**SHORT TASK:** Below are some entries; can you quote all of them exactly?

(Saved entries)
::::
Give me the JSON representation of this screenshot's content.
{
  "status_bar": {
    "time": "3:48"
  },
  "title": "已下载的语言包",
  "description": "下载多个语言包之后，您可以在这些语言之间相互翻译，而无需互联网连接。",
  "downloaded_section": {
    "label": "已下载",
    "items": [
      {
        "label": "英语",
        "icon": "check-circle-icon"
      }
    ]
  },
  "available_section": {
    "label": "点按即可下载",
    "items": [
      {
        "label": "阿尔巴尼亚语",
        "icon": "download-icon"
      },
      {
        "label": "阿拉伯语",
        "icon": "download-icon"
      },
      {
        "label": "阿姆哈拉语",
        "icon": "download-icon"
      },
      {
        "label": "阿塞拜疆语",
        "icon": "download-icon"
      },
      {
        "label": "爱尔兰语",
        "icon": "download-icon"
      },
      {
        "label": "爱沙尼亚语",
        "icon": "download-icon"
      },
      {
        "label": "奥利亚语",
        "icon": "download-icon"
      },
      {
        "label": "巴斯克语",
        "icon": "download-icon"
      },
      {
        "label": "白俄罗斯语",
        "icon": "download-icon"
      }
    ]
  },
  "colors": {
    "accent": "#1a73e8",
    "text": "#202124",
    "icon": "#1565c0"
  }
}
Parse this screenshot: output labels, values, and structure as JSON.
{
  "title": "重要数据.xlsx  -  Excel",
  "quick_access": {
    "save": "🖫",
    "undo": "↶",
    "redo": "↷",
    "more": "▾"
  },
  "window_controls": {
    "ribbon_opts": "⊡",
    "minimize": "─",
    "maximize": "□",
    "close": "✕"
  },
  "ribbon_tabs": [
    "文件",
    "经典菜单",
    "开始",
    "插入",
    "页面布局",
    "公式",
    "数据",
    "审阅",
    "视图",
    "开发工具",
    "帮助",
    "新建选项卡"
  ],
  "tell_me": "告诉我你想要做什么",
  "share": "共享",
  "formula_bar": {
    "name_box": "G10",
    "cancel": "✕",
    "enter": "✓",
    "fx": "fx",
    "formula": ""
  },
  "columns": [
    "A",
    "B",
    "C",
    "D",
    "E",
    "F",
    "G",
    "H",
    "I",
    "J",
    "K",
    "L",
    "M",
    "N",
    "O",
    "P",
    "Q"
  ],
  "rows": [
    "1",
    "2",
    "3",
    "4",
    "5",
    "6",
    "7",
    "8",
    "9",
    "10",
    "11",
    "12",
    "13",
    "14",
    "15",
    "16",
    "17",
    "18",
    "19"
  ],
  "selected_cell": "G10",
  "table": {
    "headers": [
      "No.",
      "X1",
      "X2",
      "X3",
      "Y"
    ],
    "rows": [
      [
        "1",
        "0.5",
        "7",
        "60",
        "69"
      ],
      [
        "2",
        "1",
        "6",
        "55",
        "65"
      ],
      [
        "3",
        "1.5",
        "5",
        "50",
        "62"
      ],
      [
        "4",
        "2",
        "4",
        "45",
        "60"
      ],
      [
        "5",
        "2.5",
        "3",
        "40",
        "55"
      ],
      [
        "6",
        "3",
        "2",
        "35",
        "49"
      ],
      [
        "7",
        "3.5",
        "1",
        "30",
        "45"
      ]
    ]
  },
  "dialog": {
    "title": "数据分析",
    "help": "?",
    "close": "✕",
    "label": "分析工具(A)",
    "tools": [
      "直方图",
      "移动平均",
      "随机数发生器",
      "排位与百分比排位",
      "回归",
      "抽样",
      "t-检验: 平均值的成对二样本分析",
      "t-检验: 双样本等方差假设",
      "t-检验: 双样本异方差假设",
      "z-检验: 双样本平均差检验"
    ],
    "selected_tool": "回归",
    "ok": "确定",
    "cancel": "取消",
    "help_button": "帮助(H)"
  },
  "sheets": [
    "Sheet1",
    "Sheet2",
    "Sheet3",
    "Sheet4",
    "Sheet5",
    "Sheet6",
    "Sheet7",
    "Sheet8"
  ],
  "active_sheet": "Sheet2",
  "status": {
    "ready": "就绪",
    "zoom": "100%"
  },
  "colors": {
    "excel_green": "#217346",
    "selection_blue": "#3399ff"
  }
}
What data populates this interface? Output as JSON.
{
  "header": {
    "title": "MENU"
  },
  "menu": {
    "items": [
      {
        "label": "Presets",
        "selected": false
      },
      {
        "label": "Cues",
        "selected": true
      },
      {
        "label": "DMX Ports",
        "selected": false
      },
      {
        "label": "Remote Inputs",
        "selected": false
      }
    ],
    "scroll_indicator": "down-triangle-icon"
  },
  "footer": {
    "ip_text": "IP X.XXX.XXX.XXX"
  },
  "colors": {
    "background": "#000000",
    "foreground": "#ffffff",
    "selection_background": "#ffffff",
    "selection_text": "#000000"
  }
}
::::
**EXPECTED OUTPUT:**
Give me the JSON representation of this screenshot's content.
{
  "status_bar": {
    "time": "3:48"
  },
  "title": "已下载的语言包",
  "description": "下载多个语言包之后，您可以在这些语言之间相互翻译，而无需互联网连接。",
  "downloaded_section": {
    "label": "已下载",
    "items": [
      {
        "label": "英语",
        "icon": "check-circle-icon"
      }
    ]
  },
  "available_section": {
    "label": "点按即可下载",
    "items": [
      {
        "label": "阿尔巴尼亚语",
        "icon": "download-icon"
      },
      {
        "label": "阿拉伯语",
        "icon": "download-icon"
      },
      {
        "label": "阿姆哈拉语",
        "icon": "download-icon"
      },
      {
        "label": "阿塞拜疆语",
        "icon": "download-icon"
      },
      {
        "label": "爱尔兰语",
        "icon": "download-icon"
      },
      {
        "label": "爱沙尼亚语",
        "icon": "download-icon"
      },
      {
        "label": "奥利亚语",
        "icon": "download-icon"
      },
      {
        "label": "巴斯克语",
        "icon": "download-icon"
      },
      {
        "label": "白俄罗斯语",
        "icon": "download-icon"
      }
    ]
  },
  "colors": {
    "accent": "#1a73e8",
    "text": "#202124",
    "icon": "#1565c0"
  }
}
Parse this screenshot: output labels, values, and structure as JSON.
{
  "title": "重要数据.xlsx  -  Excel",
  "quick_access": {
    "save": "🖫",
    "undo": "↶",
    "redo": "↷",
    "more": "▾"
  },
  "window_controls": {
    "ribbon_opts": "⊡",
    "minimize": "─",
    "maximize": "□",
    "close": "✕"
  },
  "ribbon_tabs": [
    "文件",
    "经典菜单",
    "开始",
    "插入",
    "页面布局",
    "公式",
    "数据",
    "审阅",
    "视图",
    "开发工具",
    "帮助",
    "新建选项卡"
  ],
  "tell_me": "告诉我你想要做什么",
  "share": "共享",
  "formula_bar": {
    "name_box": "G10",
    "cancel": "✕",
    "enter": "✓",
    "fx": "fx",
    "formula": ""
  },
  "columns": [
    "A",
    "B",
    "C",
    "D",
    "E",
    "F",
    "G",
    "H",
    "I",
    "J",
    "K",
    "L",
    "M",
    "N",
    "O",
    "P",
    "Q"
  ],
  "rows": [
    "1",
    "2",
    "3",
    "4",
    "5",
    "6",
    "7",
    "8",
    "9",
    "10",
    "11",
    "12",
    "13",
    "14",
    "15",
    "16",
    "17",
    "18",
    "19"
  ],
  "selected_cell": "G10",
  "table": {
    "headers": [
      "No.",
      "X1",
      "X2",
      "X3",
      "Y"
    ],
    "rows": [
      [
        "1",
        "0.5",
        "7",
        "60",
        "69"
      ],
      [
        "2",
        "1",
        "6",
        "55",
        "65"
      ],
      [
        "3",
        "1.5",
        "5",
        "50",
        "62"
      ],
      [
        "4",
        "2",
        "4",
        "45",
        "60"
      ],
      [
        "5",
        "2.5",
        "3",
        "40",
        "55"
      ],
      [
        "6",
        "3",
        "2",
        "35",
        "49"
      ],
      [
        "7",
        "3.5",
        "1",
        "30",
        "45"
      ]
    ]
  },
  "dialog": {
    "title": "数据分析",
    "help": "?",
    "close": "✕",
    "label": "分析工具(A)",
    "tools": [
      "直方图",
      "移动平均",
      "随机数发生器",
      "排位与百分比排位",
      "回归",
      "抽样",
      "t-检验: 平均值的成对二样本分析",
      "t-检验: 双样本等方差假设",
      "t-检验: 双样本异方差假设",
      "z-检验: 双样本平均差检验"
    ],
    "selected_tool": "回归",
    "ok": "确定",
    "cancel": "取消",
    "help_button": "帮助(H)"
  },
  "sheets": [
    "Sheet1",
    "Sheet2",
    "Sheet3",
    "Sheet4",
    "Sheet5",
    "Sheet6",
    "Sheet7",
    "Sheet8"
  ],
  "active_sheet": "Sheet2",
  "status": {
    "ready": "就绪",
    "zoom": "100%"
  },
  "colors": {
    "excel_green": "#217346",
    "selection_blue": "#3399ff"
  }
}
What data populates this interface? Output as JSON.
{
  "header": {
    "title": "MENU"
  },
  "menu": {
    "items": [
      {
        "label": "Presets",
        "selected": false
      },
      {
        "label": "Cues",
        "selected": true
      },
      {
        "label": "DMX Ports",
        "selected": false
      },
      {
        "label": "Remote Inputs",
        "selected": false
      }
    ],
    "scroll_indicator": "down-triangle-icon"
  },
  "footer": {
    "ip_text": "IP X.XXX.XXX.XXX"
  },
  "colors": {
    "background": "#000000",
    "foreground": "#ffffff",
    "selection_background": "#ffffff",
    "selection_text": "#000000"
  }
}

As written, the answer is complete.